Do this: Every record should be written out exactly, with the pictures left out.

Dataset excerpts:
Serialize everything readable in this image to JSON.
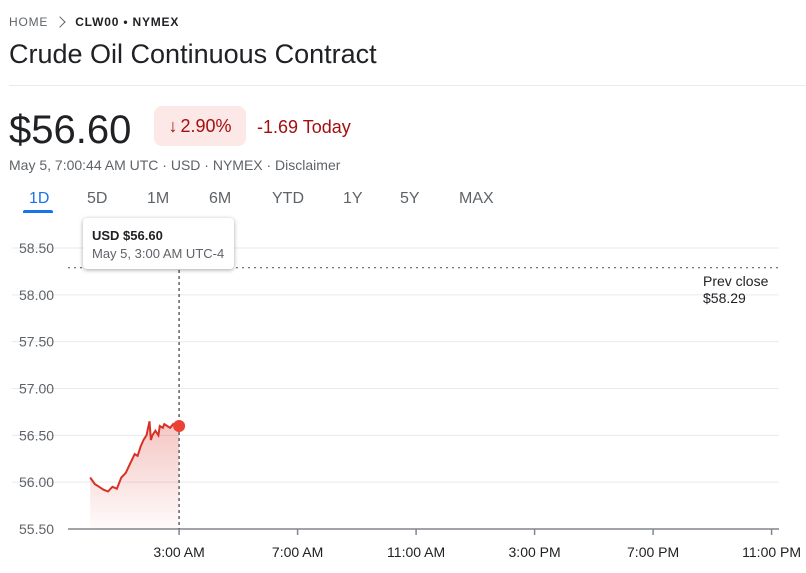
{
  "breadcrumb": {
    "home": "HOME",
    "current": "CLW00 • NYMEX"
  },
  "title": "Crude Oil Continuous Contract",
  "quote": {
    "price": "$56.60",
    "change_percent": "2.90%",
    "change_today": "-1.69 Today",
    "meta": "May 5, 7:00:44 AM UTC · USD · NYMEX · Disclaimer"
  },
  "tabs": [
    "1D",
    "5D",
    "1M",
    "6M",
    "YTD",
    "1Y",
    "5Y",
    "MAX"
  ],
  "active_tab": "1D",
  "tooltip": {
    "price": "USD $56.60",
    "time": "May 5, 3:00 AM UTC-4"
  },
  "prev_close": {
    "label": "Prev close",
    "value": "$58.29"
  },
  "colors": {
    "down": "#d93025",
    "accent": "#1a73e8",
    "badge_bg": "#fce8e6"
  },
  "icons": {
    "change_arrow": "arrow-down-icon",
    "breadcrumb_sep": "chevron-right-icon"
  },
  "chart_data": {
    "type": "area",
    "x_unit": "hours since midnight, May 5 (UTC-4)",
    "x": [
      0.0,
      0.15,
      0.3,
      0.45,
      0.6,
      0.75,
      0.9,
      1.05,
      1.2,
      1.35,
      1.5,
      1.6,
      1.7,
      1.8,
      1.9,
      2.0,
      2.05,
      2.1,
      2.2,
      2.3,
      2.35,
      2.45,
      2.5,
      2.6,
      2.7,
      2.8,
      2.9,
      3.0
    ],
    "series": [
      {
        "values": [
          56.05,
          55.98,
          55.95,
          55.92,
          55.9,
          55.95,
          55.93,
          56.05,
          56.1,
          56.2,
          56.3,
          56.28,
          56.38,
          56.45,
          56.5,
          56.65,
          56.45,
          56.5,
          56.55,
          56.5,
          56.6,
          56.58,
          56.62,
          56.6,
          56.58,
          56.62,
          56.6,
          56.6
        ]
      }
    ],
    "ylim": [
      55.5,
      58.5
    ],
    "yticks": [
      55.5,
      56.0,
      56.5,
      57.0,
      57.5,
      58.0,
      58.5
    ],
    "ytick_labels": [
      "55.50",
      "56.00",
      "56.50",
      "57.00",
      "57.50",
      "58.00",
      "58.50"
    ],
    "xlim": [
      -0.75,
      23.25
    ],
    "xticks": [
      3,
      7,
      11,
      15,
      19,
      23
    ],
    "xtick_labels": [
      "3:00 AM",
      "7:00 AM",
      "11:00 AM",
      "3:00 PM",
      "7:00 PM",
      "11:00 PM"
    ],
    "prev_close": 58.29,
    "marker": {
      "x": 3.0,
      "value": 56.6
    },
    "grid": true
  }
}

Reply to the task:
Serialize everything readable in this image to JSON.
{
  "breadcrumb": {
    "home": "HOME",
    "current": "CLW00 • NYMEX"
  },
  "title": "Crude Oil Continuous Contract",
  "quote": {
    "price": "$56.60",
    "change_percent": "2.90%",
    "change_today": "-1.69 Today",
    "meta": "May 5, 7:00:44 AM UTC · USD · NYMEX · Disclaimer"
  },
  "tabs": [
    "1D",
    "5D",
    "1M",
    "6M",
    "YTD",
    "1Y",
    "5Y",
    "MAX"
  ],
  "active_tab": "1D",
  "tooltip": {
    "price": "USD $56.60",
    "time": "May 5, 3:00 AM UTC-4"
  },
  "prev_close": {
    "label": "Prev close",
    "value": "$58.29"
  },
  "colors": {
    "down": "#d93025",
    "accent": "#1a73e8",
    "badge_bg": "#fce8e6"
  },
  "icons": {
    "change_arrow": "arrow-down-icon",
    "breadcrumb_sep": "chevron-right-icon"
  },
  "chart_data": {
    "type": "area",
    "x_unit": "hours since midnight, May 5 (UTC-4)",
    "x": [
      0.0,
      0.15,
      0.3,
      0.45,
      0.6,
      0.75,
      0.9,
      1.05,
      1.2,
      1.35,
      1.5,
      1.6,
      1.7,
      1.8,
      1.9,
      2.0,
      2.05,
      2.1,
      2.2,
      2.3,
      2.35,
      2.45,
      2.5,
      2.6,
      2.7,
      2.8,
      2.9,
      3.0
    ],
    "series": [
      {
        "values": [
          56.05,
          55.98,
          55.95,
          55.92,
          55.9,
          55.95,
          55.93,
          56.05,
          56.1,
          56.2,
          56.3,
          56.28,
          56.38,
          56.45,
          56.5,
          56.65,
          56.45,
          56.5,
          56.55,
          56.5,
          56.6,
          56.58,
          56.62,
          56.6,
          56.58,
          56.62,
          56.6,
          56.6
        ]
      }
    ],
    "ylim": [
      55.5,
      58.5
    ],
    "yticks": [
      55.5,
      56.0,
      56.5,
      57.0,
      57.5,
      58.0,
      58.5
    ],
    "ytick_labels": [
      "55.50",
      "56.00",
      "56.50",
      "57.00",
      "57.50",
      "58.00",
      "58.50"
    ],
    "xlim": [
      -0.75,
      23.25
    ],
    "xticks": [
      3,
      7,
      11,
      15,
      19,
      23
    ],
    "xtick_labels": [
      "3:00 AM",
      "7:00 AM",
      "11:00 AM",
      "3:00 PM",
      "7:00 PM",
      "11:00 PM"
    ],
    "prev_close": 58.29,
    "marker": {
      "x": 3.0,
      "value": 56.6
    },
    "grid": true
  }
}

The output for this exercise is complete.